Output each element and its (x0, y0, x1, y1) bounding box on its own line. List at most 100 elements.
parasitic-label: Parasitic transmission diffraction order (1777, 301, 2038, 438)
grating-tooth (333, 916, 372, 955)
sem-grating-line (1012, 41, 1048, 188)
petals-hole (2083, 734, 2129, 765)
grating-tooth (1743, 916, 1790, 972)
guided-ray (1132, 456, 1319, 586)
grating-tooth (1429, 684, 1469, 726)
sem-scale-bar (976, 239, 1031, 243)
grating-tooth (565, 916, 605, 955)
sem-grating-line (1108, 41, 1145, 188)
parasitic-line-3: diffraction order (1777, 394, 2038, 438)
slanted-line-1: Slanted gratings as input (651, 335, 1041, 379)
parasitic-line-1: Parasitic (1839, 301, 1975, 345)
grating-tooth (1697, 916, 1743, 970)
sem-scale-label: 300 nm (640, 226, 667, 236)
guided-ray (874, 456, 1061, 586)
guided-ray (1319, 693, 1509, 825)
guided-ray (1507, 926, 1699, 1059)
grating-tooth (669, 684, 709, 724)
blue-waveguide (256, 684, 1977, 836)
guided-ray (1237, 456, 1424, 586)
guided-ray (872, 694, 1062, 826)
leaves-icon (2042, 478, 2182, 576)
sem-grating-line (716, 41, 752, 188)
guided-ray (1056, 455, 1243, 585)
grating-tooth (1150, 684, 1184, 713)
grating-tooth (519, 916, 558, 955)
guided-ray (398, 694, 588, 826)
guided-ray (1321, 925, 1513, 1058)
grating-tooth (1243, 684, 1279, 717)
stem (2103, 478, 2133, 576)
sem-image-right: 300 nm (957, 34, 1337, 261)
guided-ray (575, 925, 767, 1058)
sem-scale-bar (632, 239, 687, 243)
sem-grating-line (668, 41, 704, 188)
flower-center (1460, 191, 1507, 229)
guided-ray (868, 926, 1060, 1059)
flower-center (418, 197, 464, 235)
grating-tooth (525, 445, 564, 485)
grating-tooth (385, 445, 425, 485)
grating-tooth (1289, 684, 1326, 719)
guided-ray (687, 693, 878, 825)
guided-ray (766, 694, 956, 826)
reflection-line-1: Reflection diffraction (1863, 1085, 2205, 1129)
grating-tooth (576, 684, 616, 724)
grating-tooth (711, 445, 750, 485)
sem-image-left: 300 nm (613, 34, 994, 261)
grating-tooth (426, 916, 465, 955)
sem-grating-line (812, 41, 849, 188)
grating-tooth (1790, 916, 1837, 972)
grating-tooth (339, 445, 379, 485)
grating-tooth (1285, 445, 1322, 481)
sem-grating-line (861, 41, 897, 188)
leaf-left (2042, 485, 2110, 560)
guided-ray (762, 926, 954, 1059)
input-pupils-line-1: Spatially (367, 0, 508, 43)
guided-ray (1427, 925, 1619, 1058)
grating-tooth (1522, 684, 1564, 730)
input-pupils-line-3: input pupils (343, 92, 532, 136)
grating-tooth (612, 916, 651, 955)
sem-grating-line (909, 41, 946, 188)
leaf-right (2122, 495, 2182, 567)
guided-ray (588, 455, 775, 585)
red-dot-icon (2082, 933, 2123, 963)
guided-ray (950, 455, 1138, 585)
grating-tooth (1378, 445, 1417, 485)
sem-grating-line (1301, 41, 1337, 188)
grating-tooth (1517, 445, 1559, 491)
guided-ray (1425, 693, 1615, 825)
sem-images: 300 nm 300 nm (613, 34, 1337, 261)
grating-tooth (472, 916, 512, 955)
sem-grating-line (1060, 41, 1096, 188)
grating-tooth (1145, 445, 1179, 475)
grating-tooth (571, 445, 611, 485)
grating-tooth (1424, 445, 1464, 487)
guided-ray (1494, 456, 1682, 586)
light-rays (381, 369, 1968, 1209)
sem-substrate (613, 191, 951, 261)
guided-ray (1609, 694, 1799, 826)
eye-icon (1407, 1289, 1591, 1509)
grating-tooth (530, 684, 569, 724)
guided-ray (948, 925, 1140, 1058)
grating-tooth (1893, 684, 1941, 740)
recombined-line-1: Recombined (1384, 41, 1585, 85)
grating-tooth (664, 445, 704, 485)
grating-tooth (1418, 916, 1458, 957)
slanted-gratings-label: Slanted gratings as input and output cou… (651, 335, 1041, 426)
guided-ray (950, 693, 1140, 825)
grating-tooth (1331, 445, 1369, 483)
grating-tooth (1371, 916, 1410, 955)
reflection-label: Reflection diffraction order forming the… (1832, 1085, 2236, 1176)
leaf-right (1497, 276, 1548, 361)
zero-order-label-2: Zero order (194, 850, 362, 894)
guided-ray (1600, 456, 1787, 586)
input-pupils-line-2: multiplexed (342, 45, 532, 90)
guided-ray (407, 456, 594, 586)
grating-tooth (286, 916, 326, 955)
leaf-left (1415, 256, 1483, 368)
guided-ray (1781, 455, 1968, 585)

• WHAT TO DO
Please copy the entries word for word, starting at the first line and ending at the line that contains "petals-hole (2083, 734, 2129, 765)", with both of those lines included.

• OUTPUT
Output each element and its (x0, y0, x1, y1) bounding box on its own line. List at most 100 elements.
parasitic-label: Parasitic transmission diffraction order (1777, 301, 2038, 438)
grating-tooth (333, 916, 372, 955)
sem-grating-line (1012, 41, 1048, 188)
petals-hole (2083, 734, 2129, 765)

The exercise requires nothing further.